### Extracted entries
※

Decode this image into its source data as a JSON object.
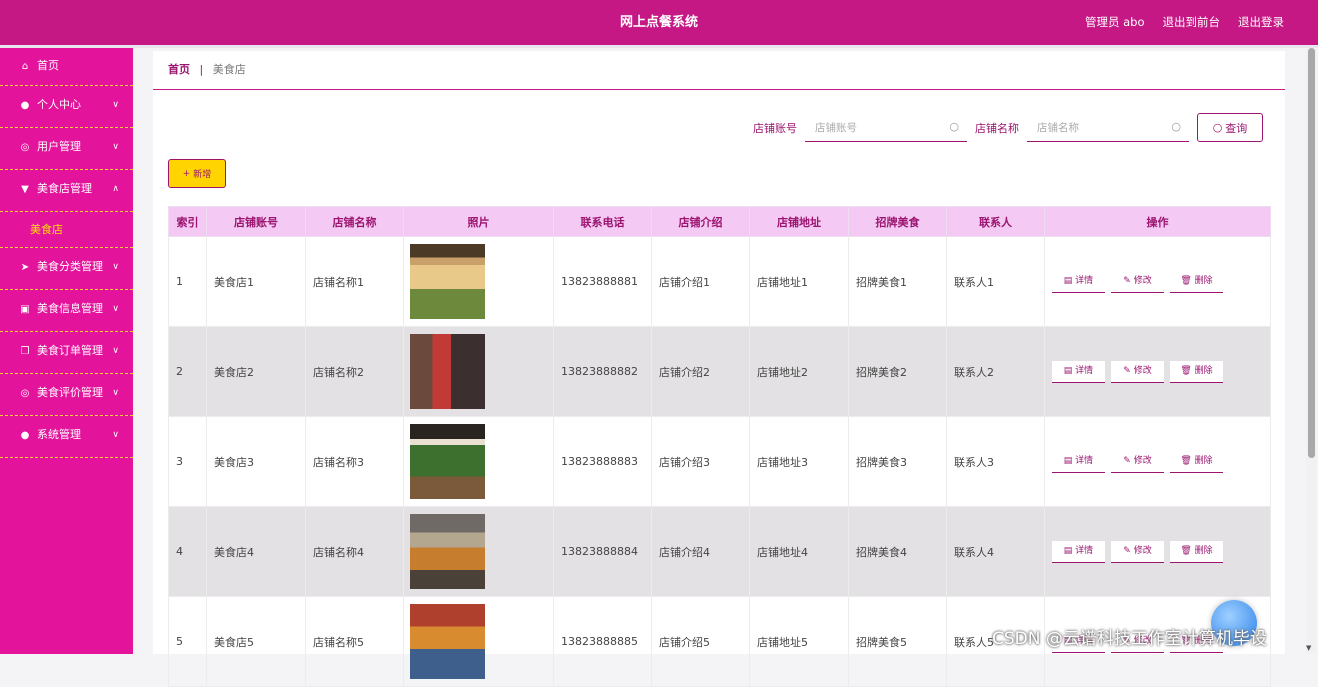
{
  "header": {
    "title": "网上点餐系统",
    "admin": "管理员 abo",
    "to_front": "退出到前台",
    "logout": "退出登录"
  },
  "sidebar": {
    "items": [
      {
        "label": "首页",
        "icon": "home-icon"
      },
      {
        "label": "个人中心",
        "icon": "user-icon"
      },
      {
        "label": "用户管理",
        "icon": "compass-icon"
      },
      {
        "label": "美食店管理",
        "icon": "shop-icon"
      },
      {
        "label": "美食分类管理",
        "icon": "send-icon"
      },
      {
        "label": "美食信息管理",
        "icon": "clipboard-icon"
      },
      {
        "label": "美食订单管理",
        "icon": "copy-icon"
      },
      {
        "label": "美食评价管理",
        "icon": "compass-icon"
      },
      {
        "label": "系统管理",
        "icon": "user-icon"
      }
    ],
    "submenu": {
      "label": "美食店"
    }
  },
  "breadcrumb": {
    "home": "首页",
    "sep": "|",
    "current": "美食店"
  },
  "search": {
    "account_label": "店铺账号",
    "account_placeholder": "店铺账号",
    "name_label": "店铺名称",
    "name_placeholder": "店铺名称",
    "query_label": "查询"
  },
  "toolbar": {
    "add_label": "新增"
  },
  "table": {
    "headers": [
      "索引",
      "店铺账号",
      "店铺名称",
      "照片",
      "联系电话",
      "店铺介绍",
      "店铺地址",
      "招牌美食",
      "联系人",
      "操作"
    ],
    "rows": [
      {
        "index": "1",
        "account": "美食店1",
        "name": "店铺名称1",
        "phone": "13823888881",
        "intro": "店铺介绍1",
        "address": "店铺地址1",
        "signature": "招牌美食1",
        "contact": "联系人1"
      },
      {
        "index": "2",
        "account": "美食店2",
        "name": "店铺名称2",
        "phone": "13823888882",
        "intro": "店铺介绍2",
        "address": "店铺地址2",
        "signature": "招牌美食2",
        "contact": "联系人2"
      },
      {
        "index": "3",
        "account": "美食店3",
        "name": "店铺名称3",
        "phone": "13823888883",
        "intro": "店铺介绍3",
        "address": "店铺地址3",
        "signature": "招牌美食3",
        "contact": "联系人3"
      },
      {
        "index": "4",
        "account": "美食店4",
        "name": "店铺名称4",
        "phone": "13823888884",
        "intro": "店铺介绍4",
        "address": "店铺地址4",
        "signature": "招牌美食4",
        "contact": "联系人4"
      },
      {
        "index": "5",
        "account": "美食店5",
        "name": "店铺名称5",
        "phone": "13823888885",
        "intro": "店铺介绍5",
        "address": "店铺地址5",
        "signature": "招牌美食5",
        "contact": "联系人5"
      }
    ],
    "actions": {
      "detail": "详情",
      "edit": "修改",
      "delete": "删除"
    }
  },
  "watermark": "CSDN @云谱科技工作室计算机毕设",
  "colors": {
    "header": "#c51884",
    "sidebar": "#e3139b",
    "accent": "#9b1570",
    "table_header": "#f4c9f3",
    "add_button": "#ffd400"
  }
}
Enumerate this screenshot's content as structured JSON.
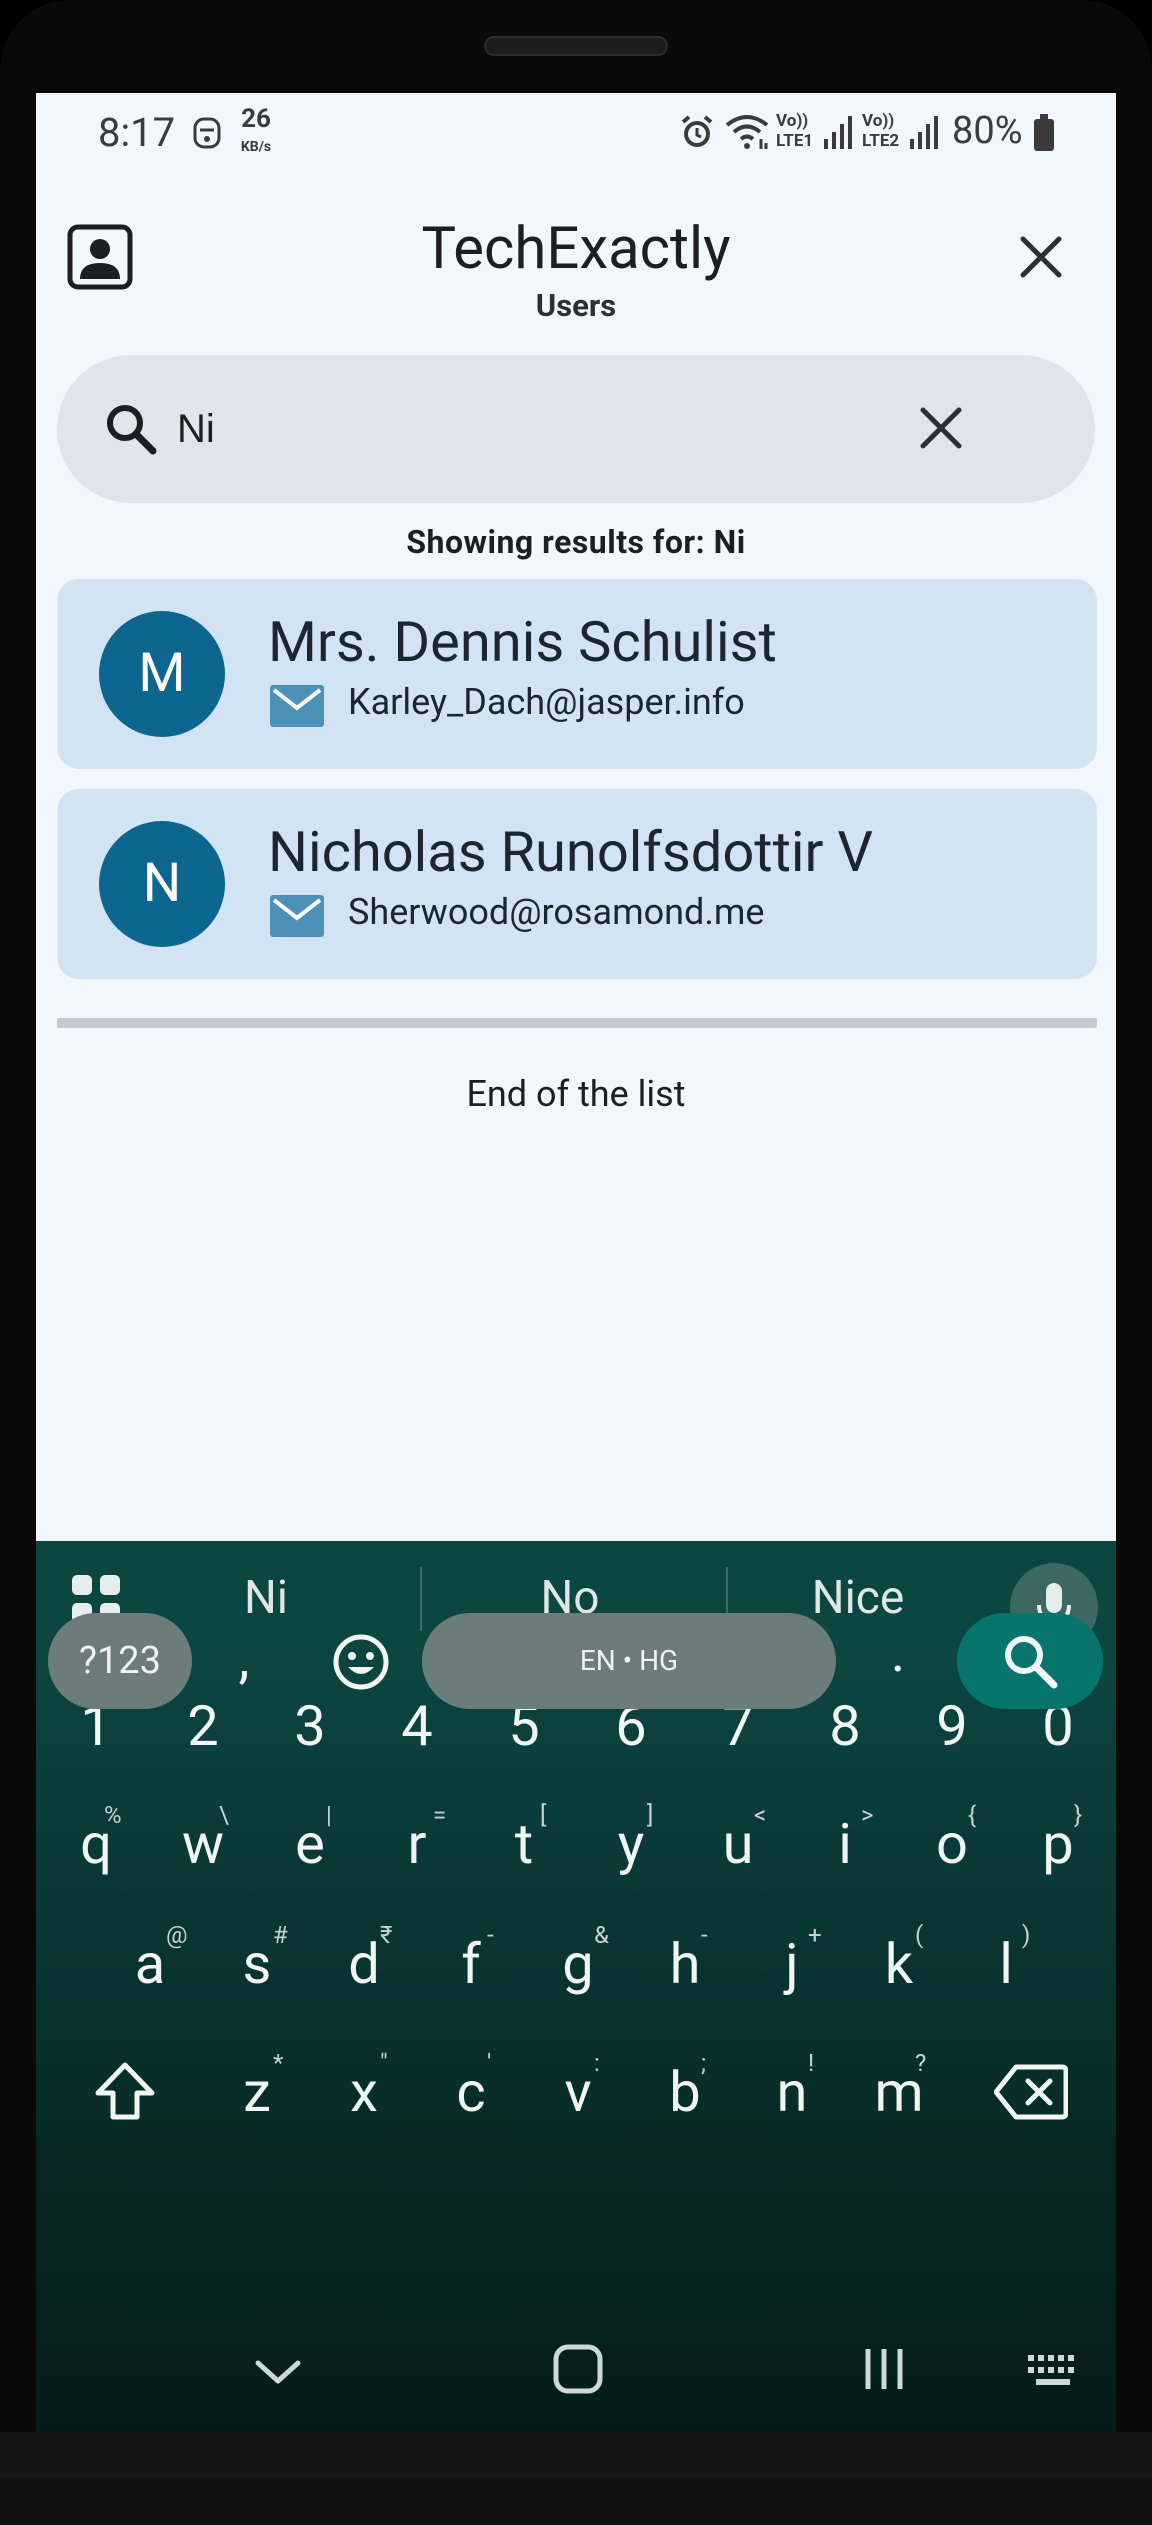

※

### Work to do
Using the entries above, tally how many lines have the word "index" in them; write the number and nothing more.

### Response to this exercise
5